THE REQUEST
Transcribe every line, keeping it exact.

DATA IN THIS EXERCISE
****************

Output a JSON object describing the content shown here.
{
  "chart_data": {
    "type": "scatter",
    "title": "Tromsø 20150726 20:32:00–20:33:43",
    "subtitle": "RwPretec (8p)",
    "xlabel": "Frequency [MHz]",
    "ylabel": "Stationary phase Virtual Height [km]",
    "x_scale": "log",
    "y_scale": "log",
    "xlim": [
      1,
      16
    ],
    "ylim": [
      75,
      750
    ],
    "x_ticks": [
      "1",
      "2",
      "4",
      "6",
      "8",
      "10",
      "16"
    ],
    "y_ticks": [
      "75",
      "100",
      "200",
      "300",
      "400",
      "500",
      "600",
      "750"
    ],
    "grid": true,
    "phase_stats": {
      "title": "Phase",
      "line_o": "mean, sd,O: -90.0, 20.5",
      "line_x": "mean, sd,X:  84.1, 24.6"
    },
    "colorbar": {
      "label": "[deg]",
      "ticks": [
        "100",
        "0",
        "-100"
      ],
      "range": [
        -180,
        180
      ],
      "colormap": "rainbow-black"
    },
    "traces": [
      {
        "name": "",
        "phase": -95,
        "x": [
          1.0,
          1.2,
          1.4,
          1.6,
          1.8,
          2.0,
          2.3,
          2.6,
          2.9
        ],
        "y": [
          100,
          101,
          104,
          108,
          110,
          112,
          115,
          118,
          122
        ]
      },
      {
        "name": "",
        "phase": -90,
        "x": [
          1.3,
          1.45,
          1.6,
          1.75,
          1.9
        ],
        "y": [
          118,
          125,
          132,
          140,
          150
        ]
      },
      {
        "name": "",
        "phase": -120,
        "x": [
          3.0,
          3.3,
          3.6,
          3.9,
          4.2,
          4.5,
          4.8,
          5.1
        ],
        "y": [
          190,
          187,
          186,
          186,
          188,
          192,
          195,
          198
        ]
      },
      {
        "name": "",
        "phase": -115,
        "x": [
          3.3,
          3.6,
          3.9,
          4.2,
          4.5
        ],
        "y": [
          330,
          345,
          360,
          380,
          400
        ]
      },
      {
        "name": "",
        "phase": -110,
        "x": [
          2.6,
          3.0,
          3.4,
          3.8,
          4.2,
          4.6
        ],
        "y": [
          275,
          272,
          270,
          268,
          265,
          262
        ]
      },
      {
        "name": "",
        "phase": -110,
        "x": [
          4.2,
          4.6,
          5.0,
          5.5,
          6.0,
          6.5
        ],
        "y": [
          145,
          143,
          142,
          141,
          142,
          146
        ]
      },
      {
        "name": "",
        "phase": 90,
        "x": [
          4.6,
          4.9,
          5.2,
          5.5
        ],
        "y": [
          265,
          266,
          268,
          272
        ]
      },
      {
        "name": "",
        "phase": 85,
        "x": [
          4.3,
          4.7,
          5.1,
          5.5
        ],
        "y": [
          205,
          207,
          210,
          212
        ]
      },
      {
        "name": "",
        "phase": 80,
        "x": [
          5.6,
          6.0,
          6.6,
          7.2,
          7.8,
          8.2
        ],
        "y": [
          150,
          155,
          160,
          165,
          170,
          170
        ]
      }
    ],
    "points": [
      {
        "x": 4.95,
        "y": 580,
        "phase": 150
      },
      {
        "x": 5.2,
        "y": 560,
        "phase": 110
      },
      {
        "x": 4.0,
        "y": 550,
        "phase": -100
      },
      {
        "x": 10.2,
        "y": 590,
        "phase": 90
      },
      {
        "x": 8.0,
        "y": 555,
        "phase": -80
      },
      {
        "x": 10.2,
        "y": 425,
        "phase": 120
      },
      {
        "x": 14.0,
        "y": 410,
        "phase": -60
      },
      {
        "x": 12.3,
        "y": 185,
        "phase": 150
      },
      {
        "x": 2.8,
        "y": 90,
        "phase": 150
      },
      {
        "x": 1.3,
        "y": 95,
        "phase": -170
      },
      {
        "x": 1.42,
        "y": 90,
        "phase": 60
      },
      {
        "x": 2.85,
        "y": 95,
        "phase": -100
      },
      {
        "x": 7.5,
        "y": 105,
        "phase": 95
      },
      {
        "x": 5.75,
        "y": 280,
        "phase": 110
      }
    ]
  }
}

****************

EXERCISE OUTPUT
Output a JSON object describing the content shown here.
{
  "chart_data": {
    "type": "scatter",
    "title": "Tromsø 20150726 20:32:00–20:33:43",
    "subtitle": "RwPretec (8p)",
    "xlabel": "Frequency [MHz]",
    "ylabel": "Stationary phase Virtual Height [km]",
    "x_scale": "log",
    "y_scale": "log",
    "xlim": [
      1,
      16
    ],
    "ylim": [
      75,
      750
    ],
    "x_ticks": [
      "1",
      "2",
      "4",
      "6",
      "8",
      "10",
      "16"
    ],
    "y_ticks": [
      "75",
      "100",
      "200",
      "300",
      "400",
      "500",
      "600",
      "750"
    ],
    "grid": true,
    "phase_stats": {
      "title": "Phase",
      "line_o": "mean, sd,O: -90.0, 20.5",
      "line_x": "mean, sd,X:  84.1, 24.6"
    },
    "colorbar": {
      "label": "[deg]",
      "ticks": [
        "100",
        "0",
        "-100"
      ],
      "range": [
        -180,
        180
      ],
      "colormap": "rainbow-black"
    },
    "traces": [
      {
        "name": "",
        "phase": -95,
        "x": [
          1.0,
          1.2,
          1.4,
          1.6,
          1.8,
          2.0,
          2.3,
          2.6,
          2.9
        ],
        "y": [
          100,
          101,
          104,
          108,
          110,
          112,
          115,
          118,
          122
        ]
      },
      {
        "name": "",
        "phase": -90,
        "x": [
          1.3,
          1.45,
          1.6,
          1.75,
          1.9
        ],
        "y": [
          118,
          125,
          132,
          140,
          150
        ]
      },
      {
        "name": "",
        "phase": -120,
        "x": [
          3.0,
          3.3,
          3.6,
          3.9,
          4.2,
          4.5,
          4.8,
          5.1
        ],
        "y": [
          190,
          187,
          186,
          186,
          188,
          192,
          195,
          198
        ]
      },
      {
        "name": "",
        "phase": -115,
        "x": [
          3.3,
          3.6,
          3.9,
          4.2,
          4.5
        ],
        "y": [
          330,
          345,
          360,
          380,
          400
        ]
      },
      {
        "name": "",
        "phase": -110,
        "x": [
          2.6,
          3.0,
          3.4,
          3.8,
          4.2,
          4.6
        ],
        "y": [
          275,
          272,
          270,
          268,
          265,
          262
        ]
      },
      {
        "name": "",
        "phase": -110,
        "x": [
          4.2,
          4.6,
          5.0,
          5.5,
          6.0,
          6.5
        ],
        "y": [
          145,
          143,
          142,
          141,
          142,
          146
        ]
      },
      {
        "name": "",
        "phase": 90,
        "x": [
          4.6,
          4.9,
          5.2,
          5.5
        ],
        "y": [
          265,
          266,
          268,
          272
        ]
      },
      {
        "name": "",
        "phase": 85,
        "x": [
          4.3,
          4.7,
          5.1,
          5.5
        ],
        "y": [
          205,
          207,
          210,
          212
        ]
      },
      {
        "name": "",
        "phase": 80,
        "x": [
          5.6,
          6.0,
          6.6,
          7.2,
          7.8,
          8.2
        ],
        "y": [
          150,
          155,
          160,
          165,
          170,
          170
        ]
      }
    ],
    "points": [
      {
        "x": 4.95,
        "y": 580,
        "phase": 150
      },
      {
        "x": 5.2,
        "y": 560,
        "phase": 110
      },
      {
        "x": 4.0,
        "y": 550,
        "phase": -100
      },
      {
        "x": 10.2,
        "y": 590,
        "phase": 90
      },
      {
        "x": 8.0,
        "y": 555,
        "phase": -80
      },
      {
        "x": 10.2,
        "y": 425,
        "phase": 120
      },
      {
        "x": 14.0,
        "y": 410,
        "phase": -60
      },
      {
        "x": 12.3,
        "y": 185,
        "phase": 150
      },
      {
        "x": 2.8,
        "y": 90,
        "phase": 150
      },
      {
        "x": 1.3,
        "y": 95,
        "phase": -170
      },
      {
        "x": 1.42,
        "y": 90,
        "phase": 60
      },
      {
        "x": 2.85,
        "y": 95,
        "phase": -100
      },
      {
        "x": 7.5,
        "y": 105,
        "phase": 95
      },
      {
        "x": 5.75,
        "y": 280,
        "phase": 110
      }
    ]
  }
}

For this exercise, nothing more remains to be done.